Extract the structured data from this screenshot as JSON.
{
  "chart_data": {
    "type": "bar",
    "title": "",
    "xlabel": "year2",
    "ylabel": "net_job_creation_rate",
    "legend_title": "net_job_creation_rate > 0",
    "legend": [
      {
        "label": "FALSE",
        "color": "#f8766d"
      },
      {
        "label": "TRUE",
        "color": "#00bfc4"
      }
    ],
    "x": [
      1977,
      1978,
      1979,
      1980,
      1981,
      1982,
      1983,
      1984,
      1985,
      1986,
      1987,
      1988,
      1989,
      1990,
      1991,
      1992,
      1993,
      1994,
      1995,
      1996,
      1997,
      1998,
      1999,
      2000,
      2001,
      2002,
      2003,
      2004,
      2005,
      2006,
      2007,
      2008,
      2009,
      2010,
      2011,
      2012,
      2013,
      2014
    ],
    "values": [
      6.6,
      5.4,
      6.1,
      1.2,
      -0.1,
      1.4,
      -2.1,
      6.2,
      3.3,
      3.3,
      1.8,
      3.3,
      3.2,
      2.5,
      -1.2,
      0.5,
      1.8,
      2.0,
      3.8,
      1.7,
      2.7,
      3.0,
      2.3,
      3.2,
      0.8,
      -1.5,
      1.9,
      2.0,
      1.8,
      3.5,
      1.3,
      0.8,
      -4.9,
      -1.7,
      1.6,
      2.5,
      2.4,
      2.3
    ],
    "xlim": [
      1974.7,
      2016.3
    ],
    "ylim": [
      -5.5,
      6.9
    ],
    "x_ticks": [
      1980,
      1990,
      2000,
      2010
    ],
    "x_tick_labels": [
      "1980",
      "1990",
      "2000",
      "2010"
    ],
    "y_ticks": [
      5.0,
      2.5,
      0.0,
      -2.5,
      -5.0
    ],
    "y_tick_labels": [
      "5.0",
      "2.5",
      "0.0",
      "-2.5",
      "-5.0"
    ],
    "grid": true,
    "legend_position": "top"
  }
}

+---+

STATED EXERCISE:
Give the complete listing a second time, exactly as it reads.

FINISHED ANSWER:
Extract the structured data from this screenshot as JSON.
{
  "chart_data": {
    "type": "bar",
    "title": "",
    "xlabel": "year2",
    "ylabel": "net_job_creation_rate",
    "legend_title": "net_job_creation_rate > 0",
    "legend": [
      {
        "label": "FALSE",
        "color": "#f8766d"
      },
      {
        "label": "TRUE",
        "color": "#00bfc4"
      }
    ],
    "x": [
      1977,
      1978,
      1979,
      1980,
      1981,
      1982,
      1983,
      1984,
      1985,
      1986,
      1987,
      1988,
      1989,
      1990,
      1991,
      1992,
      1993,
      1994,
      1995,
      1996,
      1997,
      1998,
      1999,
      2000,
      2001,
      2002,
      2003,
      2004,
      2005,
      2006,
      2007,
      2008,
      2009,
      2010,
      2011,
      2012,
      2013,
      2014
    ],
    "values": [
      6.6,
      5.4,
      6.1,
      1.2,
      -0.1,
      1.4,
      -2.1,
      6.2,
      3.3,
      3.3,
      1.8,
      3.3,
      3.2,
      2.5,
      -1.2,
      0.5,
      1.8,
      2.0,
      3.8,
      1.7,
      2.7,
      3.0,
      2.3,
      3.2,
      0.8,
      -1.5,
      1.9,
      2.0,
      1.8,
      3.5,
      1.3,
      0.8,
      -4.9,
      -1.7,
      1.6,
      2.5,
      2.4,
      2.3
    ],
    "xlim": [
      1974.7,
      2016.3
    ],
    "ylim": [
      -5.5,
      6.9
    ],
    "x_ticks": [
      1980,
      1990,
      2000,
      2010
    ],
    "x_tick_labels": [
      "1980",
      "1990",
      "2000",
      "2010"
    ],
    "y_ticks": [
      5.0,
      2.5,
      0.0,
      -2.5,
      -5.0
    ],
    "y_tick_labels": [
      "5.0",
      "2.5",
      "0.0",
      "-2.5",
      "-5.0"
    ],
    "grid": true,
    "legend_position": "top"
  }
}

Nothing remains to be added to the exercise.